[Figure contents as structured data]

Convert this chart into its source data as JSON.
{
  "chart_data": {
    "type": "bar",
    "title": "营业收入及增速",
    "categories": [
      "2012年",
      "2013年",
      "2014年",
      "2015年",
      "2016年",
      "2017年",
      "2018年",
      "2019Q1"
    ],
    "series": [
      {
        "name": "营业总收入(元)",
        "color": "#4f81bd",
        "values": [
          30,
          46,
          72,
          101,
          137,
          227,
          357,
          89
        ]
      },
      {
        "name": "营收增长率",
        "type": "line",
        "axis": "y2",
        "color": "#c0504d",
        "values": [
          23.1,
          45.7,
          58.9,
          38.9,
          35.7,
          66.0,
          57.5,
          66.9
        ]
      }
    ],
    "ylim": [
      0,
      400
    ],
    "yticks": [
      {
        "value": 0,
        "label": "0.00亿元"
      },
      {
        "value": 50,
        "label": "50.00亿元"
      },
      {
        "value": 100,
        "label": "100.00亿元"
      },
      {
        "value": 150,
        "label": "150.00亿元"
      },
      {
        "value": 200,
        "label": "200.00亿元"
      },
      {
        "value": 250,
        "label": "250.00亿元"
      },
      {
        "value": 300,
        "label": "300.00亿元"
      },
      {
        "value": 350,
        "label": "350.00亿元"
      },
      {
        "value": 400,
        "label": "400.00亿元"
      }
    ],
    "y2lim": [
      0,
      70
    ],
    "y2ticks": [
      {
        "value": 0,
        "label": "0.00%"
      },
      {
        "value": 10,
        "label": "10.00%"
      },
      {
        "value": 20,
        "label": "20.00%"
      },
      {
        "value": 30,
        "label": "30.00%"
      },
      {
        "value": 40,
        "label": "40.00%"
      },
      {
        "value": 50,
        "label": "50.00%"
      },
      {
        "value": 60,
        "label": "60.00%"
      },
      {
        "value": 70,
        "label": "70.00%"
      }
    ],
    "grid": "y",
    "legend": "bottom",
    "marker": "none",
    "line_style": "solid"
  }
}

DIRECTIVE
Your task is to return the full listing exactly as it was given.

OUTPUT BELOW
Convert this chart into its source data as JSON.
{
  "chart_data": {
    "type": "bar",
    "title": "营业收入及增速",
    "categories": [
      "2012年",
      "2013年",
      "2014年",
      "2015年",
      "2016年",
      "2017年",
      "2018年",
      "2019Q1"
    ],
    "series": [
      {
        "name": "营业总收入(元)",
        "color": "#4f81bd",
        "values": [
          30,
          46,
          72,
          101,
          137,
          227,
          357,
          89
        ]
      },
      {
        "name": "营收增长率",
        "type": "line",
        "axis": "y2",
        "color": "#c0504d",
        "values": [
          23.1,
          45.7,
          58.9,
          38.9,
          35.7,
          66.0,
          57.5,
          66.9
        ]
      }
    ],
    "ylim": [
      0,
      400
    ],
    "yticks": [
      {
        "value": 0,
        "label": "0.00亿元"
      },
      {
        "value": 50,
        "label": "50.00亿元"
      },
      {
        "value": 100,
        "label": "100.00亿元"
      },
      {
        "value": 150,
        "label": "150.00亿元"
      },
      {
        "value": 200,
        "label": "200.00亿元"
      },
      {
        "value": 250,
        "label": "250.00亿元"
      },
      {
        "value": 300,
        "label": "300.00亿元"
      },
      {
        "value": 350,
        "label": "350.00亿元"
      },
      {
        "value": 400,
        "label": "400.00亿元"
      }
    ],
    "y2lim": [
      0,
      70
    ],
    "y2ticks": [
      {
        "value": 0,
        "label": "0.00%"
      },
      {
        "value": 10,
        "label": "10.00%"
      },
      {
        "value": 20,
        "label": "20.00%"
      },
      {
        "value": 30,
        "label": "30.00%"
      },
      {
        "value": 40,
        "label": "40.00%"
      },
      {
        "value": 50,
        "label": "50.00%"
      },
      {
        "value": 60,
        "label": "60.00%"
      },
      {
        "value": 70,
        "label": "70.00%"
      }
    ],
    "grid": "y",
    "legend": "bottom",
    "marker": "none",
    "line_style": "solid"
  }
}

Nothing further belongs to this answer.